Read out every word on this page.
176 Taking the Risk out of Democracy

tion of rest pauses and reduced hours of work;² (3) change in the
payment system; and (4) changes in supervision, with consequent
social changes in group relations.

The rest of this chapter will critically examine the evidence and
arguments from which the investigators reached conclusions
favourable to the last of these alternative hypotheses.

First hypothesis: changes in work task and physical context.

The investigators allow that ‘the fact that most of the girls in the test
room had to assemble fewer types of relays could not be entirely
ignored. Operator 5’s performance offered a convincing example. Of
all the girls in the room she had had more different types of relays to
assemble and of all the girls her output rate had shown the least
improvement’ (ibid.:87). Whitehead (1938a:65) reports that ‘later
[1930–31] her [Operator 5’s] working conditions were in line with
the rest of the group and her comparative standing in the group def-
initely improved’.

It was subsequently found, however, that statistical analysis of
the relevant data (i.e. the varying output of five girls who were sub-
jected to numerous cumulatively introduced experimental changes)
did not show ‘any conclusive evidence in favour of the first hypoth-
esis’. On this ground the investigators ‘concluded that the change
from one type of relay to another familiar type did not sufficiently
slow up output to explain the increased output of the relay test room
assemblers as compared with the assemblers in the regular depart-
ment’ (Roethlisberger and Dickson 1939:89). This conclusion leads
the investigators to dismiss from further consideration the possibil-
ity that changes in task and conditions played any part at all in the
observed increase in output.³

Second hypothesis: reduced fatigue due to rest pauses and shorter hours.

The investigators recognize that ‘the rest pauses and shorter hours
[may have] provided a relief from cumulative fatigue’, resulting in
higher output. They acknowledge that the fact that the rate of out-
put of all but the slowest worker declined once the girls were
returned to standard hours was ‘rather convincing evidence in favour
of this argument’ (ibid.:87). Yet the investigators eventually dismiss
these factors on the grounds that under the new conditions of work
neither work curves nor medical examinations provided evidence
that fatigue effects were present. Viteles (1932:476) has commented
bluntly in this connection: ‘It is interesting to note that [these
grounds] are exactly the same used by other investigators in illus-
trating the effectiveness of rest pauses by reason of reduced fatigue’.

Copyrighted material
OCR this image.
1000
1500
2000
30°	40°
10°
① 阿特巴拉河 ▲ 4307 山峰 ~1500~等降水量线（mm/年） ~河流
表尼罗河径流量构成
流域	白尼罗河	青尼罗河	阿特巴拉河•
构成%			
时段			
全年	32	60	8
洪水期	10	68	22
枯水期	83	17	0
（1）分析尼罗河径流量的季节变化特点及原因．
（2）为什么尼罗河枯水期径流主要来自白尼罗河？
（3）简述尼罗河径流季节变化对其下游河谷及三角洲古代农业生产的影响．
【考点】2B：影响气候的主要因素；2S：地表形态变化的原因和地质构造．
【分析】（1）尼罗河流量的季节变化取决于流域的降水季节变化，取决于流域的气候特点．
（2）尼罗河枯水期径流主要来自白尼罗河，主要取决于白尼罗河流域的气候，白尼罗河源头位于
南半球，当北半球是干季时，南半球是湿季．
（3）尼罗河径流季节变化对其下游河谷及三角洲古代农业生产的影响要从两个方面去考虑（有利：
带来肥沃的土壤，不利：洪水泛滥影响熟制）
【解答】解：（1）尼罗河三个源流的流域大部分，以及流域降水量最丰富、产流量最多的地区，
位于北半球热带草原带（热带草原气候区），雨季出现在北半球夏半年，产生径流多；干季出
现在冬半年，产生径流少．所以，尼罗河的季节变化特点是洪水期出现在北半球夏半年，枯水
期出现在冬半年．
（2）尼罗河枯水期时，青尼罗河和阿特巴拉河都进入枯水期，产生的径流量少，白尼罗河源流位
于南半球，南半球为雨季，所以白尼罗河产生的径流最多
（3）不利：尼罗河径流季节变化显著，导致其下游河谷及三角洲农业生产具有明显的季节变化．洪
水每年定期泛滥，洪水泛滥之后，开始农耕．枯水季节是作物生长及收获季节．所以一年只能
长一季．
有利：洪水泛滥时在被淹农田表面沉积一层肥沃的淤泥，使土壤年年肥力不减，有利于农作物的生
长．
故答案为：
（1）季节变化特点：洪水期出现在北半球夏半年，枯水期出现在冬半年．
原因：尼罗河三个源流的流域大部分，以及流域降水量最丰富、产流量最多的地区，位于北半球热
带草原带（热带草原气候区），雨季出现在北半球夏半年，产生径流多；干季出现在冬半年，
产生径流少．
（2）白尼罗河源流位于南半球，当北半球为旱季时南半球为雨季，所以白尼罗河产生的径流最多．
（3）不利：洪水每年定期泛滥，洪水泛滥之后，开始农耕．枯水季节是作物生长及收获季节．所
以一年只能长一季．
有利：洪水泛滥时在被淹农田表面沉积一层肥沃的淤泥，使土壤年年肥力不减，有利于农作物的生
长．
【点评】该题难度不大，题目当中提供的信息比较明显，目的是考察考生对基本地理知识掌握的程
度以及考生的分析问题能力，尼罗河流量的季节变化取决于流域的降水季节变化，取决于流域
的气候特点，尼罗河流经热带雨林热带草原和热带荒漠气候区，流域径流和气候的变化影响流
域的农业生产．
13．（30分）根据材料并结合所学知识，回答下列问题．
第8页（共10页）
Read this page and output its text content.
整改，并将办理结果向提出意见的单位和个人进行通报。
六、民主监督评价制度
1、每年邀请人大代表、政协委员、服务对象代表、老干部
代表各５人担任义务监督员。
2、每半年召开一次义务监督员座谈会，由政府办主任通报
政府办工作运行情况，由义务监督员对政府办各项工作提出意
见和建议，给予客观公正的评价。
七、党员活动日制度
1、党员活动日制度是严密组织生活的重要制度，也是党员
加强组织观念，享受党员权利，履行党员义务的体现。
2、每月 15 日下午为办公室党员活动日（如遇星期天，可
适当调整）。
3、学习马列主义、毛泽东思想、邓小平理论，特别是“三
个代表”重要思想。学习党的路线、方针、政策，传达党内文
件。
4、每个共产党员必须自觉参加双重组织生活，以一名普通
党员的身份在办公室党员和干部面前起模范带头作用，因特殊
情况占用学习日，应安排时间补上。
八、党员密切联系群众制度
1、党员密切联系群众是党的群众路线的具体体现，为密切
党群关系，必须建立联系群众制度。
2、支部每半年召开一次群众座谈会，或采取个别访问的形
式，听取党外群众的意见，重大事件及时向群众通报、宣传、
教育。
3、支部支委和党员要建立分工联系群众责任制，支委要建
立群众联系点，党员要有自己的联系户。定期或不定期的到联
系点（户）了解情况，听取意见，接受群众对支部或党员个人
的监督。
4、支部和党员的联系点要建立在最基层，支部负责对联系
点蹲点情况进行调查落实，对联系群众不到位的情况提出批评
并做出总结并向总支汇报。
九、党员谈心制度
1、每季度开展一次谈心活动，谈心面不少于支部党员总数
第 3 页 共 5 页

● ● ●

Instructions to follow ::
Return, from the data, each line that has the word "雨季出现在北半球夏半年" in it.

Correct answer ::
位于北半球热带草原带（热带草原气候区），雨季出现在北半球夏半年，产生径流多；干季出
带草原带（热带草原气候区），雨季出现在北半球夏半年，产生径流多；干季出现在冬半年，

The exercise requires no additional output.